=== Dataset excerpt ===
┄┄┄┄┄┄┄┄┄┄┄┄┄┄┄┄┄┄┄┄
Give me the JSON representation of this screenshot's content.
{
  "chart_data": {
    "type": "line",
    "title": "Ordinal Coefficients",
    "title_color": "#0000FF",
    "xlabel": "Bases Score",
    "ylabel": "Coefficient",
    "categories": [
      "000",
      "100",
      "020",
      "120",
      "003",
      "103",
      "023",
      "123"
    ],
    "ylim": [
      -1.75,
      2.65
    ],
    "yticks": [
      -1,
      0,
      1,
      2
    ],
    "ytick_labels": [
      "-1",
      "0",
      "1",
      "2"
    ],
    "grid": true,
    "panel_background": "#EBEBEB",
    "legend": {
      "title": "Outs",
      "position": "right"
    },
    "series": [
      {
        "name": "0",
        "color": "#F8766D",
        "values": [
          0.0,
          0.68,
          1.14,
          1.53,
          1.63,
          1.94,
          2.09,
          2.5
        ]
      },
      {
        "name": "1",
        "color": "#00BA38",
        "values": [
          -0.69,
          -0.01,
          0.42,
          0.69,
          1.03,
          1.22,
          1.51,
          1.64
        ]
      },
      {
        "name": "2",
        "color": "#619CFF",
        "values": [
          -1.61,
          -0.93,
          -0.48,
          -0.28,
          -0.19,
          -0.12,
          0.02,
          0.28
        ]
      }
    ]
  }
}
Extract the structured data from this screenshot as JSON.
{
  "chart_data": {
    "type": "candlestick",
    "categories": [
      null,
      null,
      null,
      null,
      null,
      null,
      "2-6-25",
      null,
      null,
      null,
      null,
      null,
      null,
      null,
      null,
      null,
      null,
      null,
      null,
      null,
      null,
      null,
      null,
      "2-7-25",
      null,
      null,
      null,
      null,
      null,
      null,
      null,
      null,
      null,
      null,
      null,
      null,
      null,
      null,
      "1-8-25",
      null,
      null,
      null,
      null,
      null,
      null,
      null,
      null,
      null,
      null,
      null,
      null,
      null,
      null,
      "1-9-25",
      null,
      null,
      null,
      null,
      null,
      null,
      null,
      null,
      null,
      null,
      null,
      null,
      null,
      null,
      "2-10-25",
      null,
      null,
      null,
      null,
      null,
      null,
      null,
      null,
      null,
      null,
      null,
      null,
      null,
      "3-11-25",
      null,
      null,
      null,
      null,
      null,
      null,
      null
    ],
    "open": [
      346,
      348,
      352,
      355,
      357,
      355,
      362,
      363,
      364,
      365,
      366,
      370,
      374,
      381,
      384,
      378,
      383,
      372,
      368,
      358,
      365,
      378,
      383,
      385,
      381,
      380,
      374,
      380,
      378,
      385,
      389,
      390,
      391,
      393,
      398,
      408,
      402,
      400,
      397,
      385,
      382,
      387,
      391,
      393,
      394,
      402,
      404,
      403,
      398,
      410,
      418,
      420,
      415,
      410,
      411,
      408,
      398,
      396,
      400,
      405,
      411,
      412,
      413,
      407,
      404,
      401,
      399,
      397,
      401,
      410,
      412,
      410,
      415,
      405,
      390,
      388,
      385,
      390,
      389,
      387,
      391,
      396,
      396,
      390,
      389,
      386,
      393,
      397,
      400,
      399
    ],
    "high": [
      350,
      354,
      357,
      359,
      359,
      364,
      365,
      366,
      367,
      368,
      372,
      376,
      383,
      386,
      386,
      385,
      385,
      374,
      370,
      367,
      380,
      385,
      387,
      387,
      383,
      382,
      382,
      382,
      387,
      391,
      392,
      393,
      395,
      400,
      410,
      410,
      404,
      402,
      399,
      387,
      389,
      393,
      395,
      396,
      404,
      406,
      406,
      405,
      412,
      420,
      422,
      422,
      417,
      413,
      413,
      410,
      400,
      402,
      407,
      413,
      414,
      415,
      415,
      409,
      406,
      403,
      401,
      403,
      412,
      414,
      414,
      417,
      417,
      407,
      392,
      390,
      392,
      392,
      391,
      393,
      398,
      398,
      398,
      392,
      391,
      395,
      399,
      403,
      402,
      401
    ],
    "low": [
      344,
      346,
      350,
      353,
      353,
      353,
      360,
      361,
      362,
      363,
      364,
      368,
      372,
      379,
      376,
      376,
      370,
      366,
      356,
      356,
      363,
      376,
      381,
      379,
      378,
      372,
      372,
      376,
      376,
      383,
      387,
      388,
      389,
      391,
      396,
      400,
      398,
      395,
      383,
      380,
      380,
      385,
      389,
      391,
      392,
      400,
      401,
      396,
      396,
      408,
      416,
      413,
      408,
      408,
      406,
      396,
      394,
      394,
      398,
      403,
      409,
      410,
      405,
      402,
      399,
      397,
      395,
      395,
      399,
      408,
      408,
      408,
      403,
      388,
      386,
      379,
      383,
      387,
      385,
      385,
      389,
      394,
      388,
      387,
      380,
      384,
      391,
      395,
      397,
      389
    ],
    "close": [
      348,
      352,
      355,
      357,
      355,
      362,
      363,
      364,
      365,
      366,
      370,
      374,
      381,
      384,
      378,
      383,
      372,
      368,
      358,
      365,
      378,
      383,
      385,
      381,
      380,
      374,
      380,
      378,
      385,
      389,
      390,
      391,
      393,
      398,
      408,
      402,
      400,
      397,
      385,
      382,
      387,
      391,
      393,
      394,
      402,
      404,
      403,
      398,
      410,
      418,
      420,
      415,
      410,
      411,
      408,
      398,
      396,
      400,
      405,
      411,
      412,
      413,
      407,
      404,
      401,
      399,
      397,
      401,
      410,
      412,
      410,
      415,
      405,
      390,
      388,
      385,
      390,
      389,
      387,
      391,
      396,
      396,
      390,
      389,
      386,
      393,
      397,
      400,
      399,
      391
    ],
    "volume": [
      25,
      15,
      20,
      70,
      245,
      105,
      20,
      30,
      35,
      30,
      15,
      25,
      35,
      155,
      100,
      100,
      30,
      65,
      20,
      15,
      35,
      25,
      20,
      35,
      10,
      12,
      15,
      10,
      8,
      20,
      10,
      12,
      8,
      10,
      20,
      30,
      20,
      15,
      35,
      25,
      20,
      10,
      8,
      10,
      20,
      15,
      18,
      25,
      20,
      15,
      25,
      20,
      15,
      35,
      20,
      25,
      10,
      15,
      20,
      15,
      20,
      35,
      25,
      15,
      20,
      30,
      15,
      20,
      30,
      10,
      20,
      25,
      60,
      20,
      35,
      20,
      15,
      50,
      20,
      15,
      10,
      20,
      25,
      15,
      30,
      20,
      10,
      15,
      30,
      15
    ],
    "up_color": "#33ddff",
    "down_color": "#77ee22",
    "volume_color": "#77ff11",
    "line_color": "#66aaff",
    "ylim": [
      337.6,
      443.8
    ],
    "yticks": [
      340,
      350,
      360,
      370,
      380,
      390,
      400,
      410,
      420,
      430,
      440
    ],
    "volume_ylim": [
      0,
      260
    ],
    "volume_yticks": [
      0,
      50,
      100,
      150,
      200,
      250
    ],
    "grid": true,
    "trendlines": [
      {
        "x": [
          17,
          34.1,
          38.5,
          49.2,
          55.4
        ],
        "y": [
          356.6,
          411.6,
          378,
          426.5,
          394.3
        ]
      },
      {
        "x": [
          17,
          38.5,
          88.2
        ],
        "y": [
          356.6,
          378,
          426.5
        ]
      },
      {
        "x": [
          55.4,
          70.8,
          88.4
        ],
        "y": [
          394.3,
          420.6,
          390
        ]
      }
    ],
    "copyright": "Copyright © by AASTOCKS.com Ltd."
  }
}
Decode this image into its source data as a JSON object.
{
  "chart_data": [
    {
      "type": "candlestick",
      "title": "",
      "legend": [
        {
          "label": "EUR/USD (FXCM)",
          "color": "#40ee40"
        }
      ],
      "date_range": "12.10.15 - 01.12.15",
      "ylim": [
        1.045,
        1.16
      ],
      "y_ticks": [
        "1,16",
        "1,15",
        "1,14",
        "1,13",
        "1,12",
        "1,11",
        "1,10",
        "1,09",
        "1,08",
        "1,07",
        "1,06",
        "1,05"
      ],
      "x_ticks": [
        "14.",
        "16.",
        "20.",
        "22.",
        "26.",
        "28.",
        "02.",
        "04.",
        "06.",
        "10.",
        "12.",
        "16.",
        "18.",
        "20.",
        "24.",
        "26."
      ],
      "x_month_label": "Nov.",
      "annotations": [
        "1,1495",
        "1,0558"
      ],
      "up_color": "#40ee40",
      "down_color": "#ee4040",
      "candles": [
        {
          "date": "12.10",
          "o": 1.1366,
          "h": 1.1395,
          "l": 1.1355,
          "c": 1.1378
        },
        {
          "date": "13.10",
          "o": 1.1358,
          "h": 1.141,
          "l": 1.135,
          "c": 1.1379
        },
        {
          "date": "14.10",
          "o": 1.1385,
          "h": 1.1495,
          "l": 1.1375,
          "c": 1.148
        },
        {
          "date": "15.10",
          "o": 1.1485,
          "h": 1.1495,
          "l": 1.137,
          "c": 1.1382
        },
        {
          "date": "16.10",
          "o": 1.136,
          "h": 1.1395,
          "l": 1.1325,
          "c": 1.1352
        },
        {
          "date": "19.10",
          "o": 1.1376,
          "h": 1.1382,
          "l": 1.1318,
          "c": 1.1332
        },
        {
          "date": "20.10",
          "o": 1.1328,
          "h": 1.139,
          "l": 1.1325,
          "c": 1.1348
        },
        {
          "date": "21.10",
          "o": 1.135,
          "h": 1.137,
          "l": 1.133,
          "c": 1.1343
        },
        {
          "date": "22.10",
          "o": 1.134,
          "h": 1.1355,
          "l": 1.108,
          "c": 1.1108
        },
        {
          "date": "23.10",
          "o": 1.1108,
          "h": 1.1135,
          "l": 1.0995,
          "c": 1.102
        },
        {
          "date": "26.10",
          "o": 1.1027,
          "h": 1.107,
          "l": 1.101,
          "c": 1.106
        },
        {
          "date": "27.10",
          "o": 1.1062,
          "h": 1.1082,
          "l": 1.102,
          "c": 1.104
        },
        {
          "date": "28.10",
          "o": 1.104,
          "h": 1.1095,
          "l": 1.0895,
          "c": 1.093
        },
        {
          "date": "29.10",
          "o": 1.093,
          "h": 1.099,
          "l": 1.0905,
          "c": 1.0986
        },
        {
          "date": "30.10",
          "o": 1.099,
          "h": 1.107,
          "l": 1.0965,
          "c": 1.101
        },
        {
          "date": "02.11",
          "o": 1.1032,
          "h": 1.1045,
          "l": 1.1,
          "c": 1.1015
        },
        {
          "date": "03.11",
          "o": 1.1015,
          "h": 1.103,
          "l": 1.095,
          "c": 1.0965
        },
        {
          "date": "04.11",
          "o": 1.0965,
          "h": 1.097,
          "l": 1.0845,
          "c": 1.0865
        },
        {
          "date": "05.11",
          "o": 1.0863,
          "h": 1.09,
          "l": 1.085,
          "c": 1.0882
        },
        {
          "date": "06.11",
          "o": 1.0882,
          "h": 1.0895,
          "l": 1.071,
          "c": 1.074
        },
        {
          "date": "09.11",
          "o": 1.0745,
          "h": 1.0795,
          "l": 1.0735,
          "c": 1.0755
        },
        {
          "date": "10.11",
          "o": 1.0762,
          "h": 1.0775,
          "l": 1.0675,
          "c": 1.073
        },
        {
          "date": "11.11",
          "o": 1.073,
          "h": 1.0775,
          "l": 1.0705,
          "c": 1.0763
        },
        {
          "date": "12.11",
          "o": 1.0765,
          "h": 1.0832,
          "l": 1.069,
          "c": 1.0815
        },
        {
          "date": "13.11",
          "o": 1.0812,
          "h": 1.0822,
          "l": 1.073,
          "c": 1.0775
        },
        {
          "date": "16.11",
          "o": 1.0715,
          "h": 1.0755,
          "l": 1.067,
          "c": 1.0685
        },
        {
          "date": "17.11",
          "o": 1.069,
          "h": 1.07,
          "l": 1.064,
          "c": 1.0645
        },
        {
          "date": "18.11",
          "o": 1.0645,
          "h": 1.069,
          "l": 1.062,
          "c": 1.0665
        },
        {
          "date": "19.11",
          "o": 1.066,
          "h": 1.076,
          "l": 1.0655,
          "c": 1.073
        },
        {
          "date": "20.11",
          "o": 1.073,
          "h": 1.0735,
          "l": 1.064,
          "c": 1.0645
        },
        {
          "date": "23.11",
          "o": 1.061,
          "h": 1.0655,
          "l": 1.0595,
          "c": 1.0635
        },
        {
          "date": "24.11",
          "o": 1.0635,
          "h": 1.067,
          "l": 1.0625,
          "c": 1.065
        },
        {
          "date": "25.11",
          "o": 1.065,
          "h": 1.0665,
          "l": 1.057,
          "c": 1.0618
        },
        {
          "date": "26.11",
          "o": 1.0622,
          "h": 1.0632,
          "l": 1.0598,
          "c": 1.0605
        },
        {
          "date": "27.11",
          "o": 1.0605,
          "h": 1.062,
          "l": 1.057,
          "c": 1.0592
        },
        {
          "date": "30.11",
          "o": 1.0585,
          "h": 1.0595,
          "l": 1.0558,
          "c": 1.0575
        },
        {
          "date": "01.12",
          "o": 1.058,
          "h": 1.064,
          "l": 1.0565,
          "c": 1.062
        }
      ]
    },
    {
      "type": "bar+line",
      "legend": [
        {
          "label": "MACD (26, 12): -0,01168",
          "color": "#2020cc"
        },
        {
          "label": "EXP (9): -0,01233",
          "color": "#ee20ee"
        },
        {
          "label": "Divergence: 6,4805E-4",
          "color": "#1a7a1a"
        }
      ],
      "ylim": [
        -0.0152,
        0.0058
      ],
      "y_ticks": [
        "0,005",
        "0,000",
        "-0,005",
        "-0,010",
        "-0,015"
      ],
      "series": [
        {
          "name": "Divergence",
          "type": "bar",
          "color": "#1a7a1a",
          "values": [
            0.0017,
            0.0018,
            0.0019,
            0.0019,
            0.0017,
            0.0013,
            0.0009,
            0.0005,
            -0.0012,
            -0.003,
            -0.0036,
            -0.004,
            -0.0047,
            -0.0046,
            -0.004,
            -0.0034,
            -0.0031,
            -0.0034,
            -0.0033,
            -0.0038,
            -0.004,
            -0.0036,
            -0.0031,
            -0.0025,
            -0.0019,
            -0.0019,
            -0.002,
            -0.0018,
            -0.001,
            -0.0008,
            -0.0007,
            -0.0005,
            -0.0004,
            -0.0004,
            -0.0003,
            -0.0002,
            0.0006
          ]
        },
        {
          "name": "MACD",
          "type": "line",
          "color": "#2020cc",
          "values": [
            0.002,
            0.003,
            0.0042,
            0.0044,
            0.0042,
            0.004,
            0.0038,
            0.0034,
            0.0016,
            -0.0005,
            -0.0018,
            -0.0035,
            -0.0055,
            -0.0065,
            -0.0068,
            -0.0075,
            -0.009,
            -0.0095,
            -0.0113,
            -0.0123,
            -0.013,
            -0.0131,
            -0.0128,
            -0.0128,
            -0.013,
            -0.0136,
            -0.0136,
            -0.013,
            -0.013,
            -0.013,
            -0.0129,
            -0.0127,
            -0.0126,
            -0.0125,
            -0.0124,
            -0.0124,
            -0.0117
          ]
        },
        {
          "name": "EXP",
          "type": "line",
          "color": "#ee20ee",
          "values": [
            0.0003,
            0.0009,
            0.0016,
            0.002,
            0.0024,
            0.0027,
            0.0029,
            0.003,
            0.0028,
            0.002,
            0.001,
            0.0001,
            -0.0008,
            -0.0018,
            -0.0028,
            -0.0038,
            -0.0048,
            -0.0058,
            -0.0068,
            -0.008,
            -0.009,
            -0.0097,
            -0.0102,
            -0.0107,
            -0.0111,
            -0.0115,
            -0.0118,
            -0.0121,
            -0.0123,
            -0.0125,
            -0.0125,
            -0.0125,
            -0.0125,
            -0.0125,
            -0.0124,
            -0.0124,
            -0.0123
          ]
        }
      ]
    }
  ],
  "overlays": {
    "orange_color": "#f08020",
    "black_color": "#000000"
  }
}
┄┄┄┄┄┄┄┄┄┄┄┄┄┄┄┄┄┄┄┄
=== REQUEST ===
Pull every line containing "this" from the material above.

=== ANSWER TO THE TASK ===
Give me the JSON representation of this screenshot's content.
Extract the structured data from this screenshot as JSON.
Decode this image into its source data as a JSON object.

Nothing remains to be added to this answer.